PROBLEM
Pull out every line with the word "text".

AVAILABLE RECORDS
----------------
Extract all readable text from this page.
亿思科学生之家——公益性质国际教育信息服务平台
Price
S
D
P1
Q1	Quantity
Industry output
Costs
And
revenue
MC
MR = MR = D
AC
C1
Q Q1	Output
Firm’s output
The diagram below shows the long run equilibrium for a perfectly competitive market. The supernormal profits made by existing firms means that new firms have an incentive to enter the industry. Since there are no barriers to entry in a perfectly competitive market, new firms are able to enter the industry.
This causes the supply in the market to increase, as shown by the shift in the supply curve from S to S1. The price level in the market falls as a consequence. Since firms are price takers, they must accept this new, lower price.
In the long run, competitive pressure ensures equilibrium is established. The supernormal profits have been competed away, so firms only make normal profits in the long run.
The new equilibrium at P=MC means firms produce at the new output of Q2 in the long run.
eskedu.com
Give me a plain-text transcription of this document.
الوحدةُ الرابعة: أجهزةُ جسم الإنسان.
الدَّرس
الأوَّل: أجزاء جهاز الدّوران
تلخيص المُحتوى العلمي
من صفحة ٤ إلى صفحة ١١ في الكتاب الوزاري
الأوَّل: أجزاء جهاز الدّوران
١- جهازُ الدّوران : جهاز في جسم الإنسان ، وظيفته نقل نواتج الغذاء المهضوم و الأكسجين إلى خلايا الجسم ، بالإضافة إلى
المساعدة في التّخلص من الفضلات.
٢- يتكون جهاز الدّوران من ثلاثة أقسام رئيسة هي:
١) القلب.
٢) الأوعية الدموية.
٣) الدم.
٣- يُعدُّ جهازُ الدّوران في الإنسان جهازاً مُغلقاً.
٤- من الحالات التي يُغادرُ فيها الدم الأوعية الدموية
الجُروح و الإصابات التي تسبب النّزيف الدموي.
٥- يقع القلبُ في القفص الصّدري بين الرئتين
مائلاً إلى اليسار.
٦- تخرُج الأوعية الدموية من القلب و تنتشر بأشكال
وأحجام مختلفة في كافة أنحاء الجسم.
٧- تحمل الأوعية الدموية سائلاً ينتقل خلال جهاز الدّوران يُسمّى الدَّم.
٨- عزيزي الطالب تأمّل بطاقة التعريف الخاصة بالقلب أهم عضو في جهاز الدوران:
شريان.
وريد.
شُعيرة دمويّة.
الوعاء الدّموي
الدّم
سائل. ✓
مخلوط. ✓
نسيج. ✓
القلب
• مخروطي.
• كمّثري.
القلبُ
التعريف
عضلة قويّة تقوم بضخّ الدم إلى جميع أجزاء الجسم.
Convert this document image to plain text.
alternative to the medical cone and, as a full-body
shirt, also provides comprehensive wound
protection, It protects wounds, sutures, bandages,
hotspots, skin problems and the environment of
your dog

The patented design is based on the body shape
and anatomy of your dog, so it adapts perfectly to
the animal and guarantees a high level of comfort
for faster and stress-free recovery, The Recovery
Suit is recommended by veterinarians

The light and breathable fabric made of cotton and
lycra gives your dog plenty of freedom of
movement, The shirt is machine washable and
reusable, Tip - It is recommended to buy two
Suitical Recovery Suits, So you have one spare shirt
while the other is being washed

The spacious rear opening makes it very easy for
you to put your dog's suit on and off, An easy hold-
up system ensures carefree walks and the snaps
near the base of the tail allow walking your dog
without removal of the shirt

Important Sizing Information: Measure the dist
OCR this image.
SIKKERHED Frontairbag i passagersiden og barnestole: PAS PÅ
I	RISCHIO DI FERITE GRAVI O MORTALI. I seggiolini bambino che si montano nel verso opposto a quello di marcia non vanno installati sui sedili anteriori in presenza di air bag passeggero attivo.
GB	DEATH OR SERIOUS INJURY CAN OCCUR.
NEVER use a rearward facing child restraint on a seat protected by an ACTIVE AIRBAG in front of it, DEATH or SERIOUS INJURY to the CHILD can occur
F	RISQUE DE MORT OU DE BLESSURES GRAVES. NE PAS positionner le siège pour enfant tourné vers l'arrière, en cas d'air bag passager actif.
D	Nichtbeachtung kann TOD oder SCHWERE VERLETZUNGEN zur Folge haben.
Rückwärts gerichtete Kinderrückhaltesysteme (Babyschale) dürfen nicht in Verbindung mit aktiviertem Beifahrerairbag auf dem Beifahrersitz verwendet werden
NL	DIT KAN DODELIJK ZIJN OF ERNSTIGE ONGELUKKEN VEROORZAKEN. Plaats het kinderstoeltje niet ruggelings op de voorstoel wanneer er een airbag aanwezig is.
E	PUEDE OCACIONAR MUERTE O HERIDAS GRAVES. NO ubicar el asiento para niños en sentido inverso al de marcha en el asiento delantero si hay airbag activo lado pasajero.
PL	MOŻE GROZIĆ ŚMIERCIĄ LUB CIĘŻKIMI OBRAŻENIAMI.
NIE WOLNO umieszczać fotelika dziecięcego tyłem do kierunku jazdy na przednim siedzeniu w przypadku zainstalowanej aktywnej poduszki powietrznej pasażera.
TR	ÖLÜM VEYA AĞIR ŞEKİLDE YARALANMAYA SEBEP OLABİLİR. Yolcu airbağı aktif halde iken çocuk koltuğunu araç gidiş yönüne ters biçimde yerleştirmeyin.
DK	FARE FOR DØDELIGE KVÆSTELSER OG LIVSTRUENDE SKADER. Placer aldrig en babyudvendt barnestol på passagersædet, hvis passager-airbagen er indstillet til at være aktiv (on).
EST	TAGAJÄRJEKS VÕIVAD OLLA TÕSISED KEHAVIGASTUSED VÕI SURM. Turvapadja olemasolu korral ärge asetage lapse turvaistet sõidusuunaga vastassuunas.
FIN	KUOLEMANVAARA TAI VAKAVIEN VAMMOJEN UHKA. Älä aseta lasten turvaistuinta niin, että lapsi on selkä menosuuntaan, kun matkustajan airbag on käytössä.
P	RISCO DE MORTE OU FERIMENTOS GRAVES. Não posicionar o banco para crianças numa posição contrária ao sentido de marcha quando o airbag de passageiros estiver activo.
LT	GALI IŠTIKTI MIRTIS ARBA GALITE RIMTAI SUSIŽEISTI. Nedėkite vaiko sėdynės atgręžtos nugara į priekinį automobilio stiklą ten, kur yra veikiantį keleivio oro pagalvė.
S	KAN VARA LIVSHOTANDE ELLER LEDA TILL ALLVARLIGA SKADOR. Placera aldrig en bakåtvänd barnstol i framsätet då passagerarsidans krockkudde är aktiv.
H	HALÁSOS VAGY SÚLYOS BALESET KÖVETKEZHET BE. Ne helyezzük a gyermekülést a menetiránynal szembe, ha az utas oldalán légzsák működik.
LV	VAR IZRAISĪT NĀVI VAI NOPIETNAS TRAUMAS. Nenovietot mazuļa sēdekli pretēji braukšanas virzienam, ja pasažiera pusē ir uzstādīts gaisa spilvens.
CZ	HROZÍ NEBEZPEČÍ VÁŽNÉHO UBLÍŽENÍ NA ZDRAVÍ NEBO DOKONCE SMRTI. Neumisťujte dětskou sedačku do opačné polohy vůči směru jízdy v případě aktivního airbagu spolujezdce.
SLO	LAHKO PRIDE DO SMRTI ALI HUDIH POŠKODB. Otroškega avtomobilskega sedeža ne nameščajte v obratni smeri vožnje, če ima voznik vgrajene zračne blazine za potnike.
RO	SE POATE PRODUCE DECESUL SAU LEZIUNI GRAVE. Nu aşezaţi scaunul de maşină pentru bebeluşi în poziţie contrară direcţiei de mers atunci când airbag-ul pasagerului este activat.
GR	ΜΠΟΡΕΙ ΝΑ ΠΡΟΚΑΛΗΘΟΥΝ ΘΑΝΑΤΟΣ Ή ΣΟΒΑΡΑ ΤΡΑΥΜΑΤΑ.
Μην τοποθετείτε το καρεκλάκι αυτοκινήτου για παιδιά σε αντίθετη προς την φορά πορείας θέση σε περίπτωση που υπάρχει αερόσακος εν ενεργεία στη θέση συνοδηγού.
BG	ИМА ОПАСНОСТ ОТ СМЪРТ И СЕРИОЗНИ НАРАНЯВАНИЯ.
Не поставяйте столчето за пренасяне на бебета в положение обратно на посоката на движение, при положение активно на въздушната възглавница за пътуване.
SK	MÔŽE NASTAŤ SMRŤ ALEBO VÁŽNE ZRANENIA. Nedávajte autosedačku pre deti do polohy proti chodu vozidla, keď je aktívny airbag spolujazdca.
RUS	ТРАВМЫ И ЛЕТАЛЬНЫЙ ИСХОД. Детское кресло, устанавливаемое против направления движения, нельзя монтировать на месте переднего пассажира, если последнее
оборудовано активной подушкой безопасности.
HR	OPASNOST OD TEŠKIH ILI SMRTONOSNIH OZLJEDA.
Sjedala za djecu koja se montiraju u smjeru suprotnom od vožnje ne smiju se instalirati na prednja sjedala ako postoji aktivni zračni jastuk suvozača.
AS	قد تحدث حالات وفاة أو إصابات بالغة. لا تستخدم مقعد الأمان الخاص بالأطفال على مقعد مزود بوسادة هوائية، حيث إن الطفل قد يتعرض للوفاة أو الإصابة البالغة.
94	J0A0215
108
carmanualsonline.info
----------------
SOLUTION
Extract all readable text from this page.
Give me a plain-text transcription of this document.
Convert this document image to plain text.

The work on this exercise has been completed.